• **SET EXERCISE**: Find each line holding "умывальников" and copy it out.
>> Start DATA FOR THIS EXERCISE
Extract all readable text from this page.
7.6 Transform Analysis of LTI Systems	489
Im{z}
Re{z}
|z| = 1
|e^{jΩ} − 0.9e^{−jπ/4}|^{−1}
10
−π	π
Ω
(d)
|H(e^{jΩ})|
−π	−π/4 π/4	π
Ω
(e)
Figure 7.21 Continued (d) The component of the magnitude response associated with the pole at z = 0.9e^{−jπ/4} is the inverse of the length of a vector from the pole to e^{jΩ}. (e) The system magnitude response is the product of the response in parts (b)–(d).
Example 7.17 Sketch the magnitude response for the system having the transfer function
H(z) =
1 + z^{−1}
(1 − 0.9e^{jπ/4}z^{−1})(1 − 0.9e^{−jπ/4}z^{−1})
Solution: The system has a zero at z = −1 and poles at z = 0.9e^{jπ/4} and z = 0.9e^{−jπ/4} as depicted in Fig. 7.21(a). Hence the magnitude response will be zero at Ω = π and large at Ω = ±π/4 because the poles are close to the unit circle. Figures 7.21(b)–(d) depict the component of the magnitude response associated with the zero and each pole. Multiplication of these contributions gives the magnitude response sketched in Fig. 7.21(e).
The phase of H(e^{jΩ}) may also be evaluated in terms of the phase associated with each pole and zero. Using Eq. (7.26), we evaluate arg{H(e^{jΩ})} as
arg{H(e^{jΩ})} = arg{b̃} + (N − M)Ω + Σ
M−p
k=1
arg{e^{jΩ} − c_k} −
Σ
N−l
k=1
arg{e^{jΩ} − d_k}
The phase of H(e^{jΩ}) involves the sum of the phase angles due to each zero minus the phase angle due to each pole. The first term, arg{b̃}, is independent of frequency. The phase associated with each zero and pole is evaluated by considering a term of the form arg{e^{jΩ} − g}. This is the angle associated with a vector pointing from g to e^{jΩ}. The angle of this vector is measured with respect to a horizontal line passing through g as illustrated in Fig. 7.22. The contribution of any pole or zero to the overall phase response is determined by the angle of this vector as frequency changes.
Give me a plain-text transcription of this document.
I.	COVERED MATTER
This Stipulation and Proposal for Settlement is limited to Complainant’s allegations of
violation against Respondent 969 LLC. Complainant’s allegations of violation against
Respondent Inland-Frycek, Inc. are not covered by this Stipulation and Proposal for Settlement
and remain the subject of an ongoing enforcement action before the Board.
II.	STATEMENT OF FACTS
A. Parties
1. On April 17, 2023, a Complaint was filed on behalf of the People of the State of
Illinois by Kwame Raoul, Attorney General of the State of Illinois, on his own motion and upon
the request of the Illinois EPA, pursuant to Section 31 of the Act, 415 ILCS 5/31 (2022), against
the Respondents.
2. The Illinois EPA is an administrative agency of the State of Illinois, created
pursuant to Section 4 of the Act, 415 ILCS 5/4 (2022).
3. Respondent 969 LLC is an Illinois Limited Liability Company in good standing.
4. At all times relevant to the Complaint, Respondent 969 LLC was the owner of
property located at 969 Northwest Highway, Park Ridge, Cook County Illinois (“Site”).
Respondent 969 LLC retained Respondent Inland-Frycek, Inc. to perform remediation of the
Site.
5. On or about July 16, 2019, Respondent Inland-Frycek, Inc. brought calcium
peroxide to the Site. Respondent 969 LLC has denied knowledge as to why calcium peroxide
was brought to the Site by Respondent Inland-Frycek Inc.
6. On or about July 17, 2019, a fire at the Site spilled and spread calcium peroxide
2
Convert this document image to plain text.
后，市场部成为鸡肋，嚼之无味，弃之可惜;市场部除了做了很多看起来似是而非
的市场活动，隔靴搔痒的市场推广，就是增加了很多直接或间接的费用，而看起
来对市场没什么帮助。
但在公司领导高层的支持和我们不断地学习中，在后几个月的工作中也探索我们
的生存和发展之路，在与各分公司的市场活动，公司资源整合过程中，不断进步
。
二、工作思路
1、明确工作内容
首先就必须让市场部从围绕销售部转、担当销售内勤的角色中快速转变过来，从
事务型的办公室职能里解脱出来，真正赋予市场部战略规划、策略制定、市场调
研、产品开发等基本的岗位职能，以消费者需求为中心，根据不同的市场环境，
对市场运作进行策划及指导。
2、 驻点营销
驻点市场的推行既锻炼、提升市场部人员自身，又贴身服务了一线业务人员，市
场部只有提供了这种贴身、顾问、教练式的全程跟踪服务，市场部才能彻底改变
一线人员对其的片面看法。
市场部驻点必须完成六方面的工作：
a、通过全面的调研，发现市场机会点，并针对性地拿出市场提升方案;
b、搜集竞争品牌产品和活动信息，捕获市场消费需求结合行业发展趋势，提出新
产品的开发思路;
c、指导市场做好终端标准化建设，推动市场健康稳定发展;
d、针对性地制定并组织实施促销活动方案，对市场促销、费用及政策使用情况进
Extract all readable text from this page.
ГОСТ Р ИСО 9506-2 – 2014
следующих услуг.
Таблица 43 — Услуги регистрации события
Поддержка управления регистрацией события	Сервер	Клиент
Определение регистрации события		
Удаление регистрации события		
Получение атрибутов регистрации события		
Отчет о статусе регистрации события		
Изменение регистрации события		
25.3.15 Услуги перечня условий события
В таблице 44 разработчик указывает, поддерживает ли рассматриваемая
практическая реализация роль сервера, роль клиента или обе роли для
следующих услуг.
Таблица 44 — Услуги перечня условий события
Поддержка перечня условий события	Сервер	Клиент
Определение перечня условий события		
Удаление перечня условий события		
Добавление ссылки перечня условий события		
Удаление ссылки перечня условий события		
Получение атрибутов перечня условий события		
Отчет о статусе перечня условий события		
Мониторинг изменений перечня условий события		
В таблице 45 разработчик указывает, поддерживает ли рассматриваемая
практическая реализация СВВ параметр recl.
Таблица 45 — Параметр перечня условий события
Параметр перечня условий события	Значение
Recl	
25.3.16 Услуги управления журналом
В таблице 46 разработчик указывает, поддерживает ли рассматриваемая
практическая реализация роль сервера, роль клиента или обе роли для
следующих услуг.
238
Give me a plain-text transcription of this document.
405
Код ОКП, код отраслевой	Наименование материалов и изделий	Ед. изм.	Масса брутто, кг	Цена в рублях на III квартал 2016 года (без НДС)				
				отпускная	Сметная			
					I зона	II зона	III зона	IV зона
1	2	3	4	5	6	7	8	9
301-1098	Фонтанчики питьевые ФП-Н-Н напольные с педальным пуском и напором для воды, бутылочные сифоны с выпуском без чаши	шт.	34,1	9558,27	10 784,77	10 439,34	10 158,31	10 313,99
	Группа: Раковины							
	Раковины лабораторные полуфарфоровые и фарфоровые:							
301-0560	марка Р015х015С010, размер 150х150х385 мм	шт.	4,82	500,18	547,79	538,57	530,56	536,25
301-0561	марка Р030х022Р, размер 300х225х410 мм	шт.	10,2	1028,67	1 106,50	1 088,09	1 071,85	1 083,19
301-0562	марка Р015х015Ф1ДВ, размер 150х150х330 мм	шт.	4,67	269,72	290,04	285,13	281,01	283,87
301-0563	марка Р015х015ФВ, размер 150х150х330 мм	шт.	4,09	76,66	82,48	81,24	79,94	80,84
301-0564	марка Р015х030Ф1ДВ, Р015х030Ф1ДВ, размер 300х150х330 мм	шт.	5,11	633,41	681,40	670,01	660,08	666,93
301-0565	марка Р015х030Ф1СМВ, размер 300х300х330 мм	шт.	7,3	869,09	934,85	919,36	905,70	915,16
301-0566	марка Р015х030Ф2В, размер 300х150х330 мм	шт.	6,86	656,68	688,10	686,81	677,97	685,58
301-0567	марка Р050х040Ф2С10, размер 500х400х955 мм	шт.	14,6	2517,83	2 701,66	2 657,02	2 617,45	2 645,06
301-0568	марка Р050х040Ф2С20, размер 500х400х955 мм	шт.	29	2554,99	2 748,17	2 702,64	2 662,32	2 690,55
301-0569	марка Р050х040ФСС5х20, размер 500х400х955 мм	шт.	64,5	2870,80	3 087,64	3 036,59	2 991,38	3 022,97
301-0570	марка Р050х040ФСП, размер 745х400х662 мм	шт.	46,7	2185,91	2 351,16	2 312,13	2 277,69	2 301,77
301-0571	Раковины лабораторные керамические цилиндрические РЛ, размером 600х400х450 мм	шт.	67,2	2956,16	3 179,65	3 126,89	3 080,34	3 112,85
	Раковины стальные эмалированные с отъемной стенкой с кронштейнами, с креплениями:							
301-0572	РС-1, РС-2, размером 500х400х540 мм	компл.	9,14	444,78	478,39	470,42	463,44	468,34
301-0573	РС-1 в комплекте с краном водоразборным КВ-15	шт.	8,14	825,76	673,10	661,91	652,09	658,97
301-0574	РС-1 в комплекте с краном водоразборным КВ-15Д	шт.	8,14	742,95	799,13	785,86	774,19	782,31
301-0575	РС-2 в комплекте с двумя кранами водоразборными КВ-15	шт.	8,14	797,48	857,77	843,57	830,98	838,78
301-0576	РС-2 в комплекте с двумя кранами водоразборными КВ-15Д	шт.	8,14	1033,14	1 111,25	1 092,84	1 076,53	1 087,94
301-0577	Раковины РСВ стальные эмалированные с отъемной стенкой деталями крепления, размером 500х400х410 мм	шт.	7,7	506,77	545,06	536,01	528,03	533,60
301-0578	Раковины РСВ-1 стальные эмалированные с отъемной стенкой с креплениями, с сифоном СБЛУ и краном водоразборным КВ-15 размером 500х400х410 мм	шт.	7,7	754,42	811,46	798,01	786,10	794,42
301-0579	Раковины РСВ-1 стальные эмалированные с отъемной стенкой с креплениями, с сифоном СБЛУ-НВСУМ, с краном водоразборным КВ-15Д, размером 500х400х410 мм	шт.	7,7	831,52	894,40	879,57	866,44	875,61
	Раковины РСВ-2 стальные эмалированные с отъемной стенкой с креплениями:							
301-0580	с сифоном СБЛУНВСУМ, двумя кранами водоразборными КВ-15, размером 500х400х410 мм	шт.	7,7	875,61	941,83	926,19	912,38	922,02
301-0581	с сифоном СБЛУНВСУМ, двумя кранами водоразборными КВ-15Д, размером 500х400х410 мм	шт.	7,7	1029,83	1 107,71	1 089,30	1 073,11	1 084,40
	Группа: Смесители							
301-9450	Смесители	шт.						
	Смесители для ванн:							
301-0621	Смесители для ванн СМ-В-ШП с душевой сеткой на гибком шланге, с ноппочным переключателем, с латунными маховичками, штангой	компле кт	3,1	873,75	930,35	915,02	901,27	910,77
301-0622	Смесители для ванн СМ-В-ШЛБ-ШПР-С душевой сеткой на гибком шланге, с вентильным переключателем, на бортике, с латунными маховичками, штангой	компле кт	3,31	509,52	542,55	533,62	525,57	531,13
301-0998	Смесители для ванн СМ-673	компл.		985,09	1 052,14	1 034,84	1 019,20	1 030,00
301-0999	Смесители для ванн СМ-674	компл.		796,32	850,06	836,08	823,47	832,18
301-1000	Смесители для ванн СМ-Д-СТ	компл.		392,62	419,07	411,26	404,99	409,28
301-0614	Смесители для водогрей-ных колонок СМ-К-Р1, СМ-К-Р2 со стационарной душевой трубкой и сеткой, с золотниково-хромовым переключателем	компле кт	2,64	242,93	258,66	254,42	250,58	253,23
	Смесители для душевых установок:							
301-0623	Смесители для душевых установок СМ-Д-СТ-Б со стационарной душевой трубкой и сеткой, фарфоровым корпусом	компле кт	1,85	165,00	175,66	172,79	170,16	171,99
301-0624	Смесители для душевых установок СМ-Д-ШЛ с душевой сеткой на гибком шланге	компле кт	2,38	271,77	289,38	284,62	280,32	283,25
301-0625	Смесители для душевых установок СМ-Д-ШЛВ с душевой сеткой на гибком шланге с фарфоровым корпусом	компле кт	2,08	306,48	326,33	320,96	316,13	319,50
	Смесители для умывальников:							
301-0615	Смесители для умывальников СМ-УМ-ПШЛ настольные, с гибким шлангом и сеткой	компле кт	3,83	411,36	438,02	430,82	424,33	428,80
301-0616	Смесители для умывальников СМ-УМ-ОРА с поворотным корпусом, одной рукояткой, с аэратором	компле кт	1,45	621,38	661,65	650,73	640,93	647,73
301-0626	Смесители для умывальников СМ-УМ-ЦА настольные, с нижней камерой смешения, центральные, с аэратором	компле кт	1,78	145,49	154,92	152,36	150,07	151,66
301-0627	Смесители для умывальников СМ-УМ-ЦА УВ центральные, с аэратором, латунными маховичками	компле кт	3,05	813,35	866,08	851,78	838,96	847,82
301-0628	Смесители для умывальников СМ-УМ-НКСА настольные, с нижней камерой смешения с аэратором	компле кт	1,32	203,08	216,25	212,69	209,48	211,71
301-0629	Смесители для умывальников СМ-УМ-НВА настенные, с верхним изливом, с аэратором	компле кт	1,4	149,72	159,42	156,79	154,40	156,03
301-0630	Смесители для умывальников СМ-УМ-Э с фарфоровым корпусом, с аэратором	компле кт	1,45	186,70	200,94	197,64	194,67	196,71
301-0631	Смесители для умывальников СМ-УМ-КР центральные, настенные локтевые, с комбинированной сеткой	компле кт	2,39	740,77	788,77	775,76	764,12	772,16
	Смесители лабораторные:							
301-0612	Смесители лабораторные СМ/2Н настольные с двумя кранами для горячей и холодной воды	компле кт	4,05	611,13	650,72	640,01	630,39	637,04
>> End DATA FOR THIS EXERCISE
• **WRITTEN RESPONSE**:
	Смесители для умывальников:							
301-0615	Смесители для умывальников СМ-УМ-ПШЛ настольные, с гибким шлангом и сеткой	компле кт	3,83	411,36	438,02	430,82	424,33	428,80
301-0616	Смесители для умывальников СМ-УМ-ОРА с поворотным корпусом, одной рукояткой, с аэратором	компле кт	1,45	621,38	661,65	650,73	640,93	647,73
301-0626	Смесители для умывальников СМ-УМ-ЦА настольные, с нижней камерой смешения, центральные, с аэратором	компле кт	1,78	145,49	154,92	152,36	150,07	151,66
301-0627	Смесители для умывальников СМ-УМ-ЦА УВ центральные, с аэратором, латунными маховичками	компле кт	3,05	813,35	866,08	851,78	838,96	847,82
301-0628	Смесители для умывальников СМ-УМ-НКСА настольные, с нижней камерой смешения с аэратором	компле кт	1,32	203,08	216,25	212,69	209,48	211,71
301-0629	Смесители для умывальников СМ-УМ-НВА настенные, с верхним изливом, с аэратором	компле кт	1,4	149,72	159,42	156,79	154,40	156,03
301-0630	Смесители для умывальников СМ-УМ-Э с фарфоровым корпусом, с аэратором	компле кт	1,45	186,70	200,94	197,64	194,67	196,71
301-0631	Смесители для умывальников СМ-УМ-КР центральные, настенные локтевые, с комбинированной сеткой	компле кт	2,39	740,77	788,77	775,76	764,12	772,16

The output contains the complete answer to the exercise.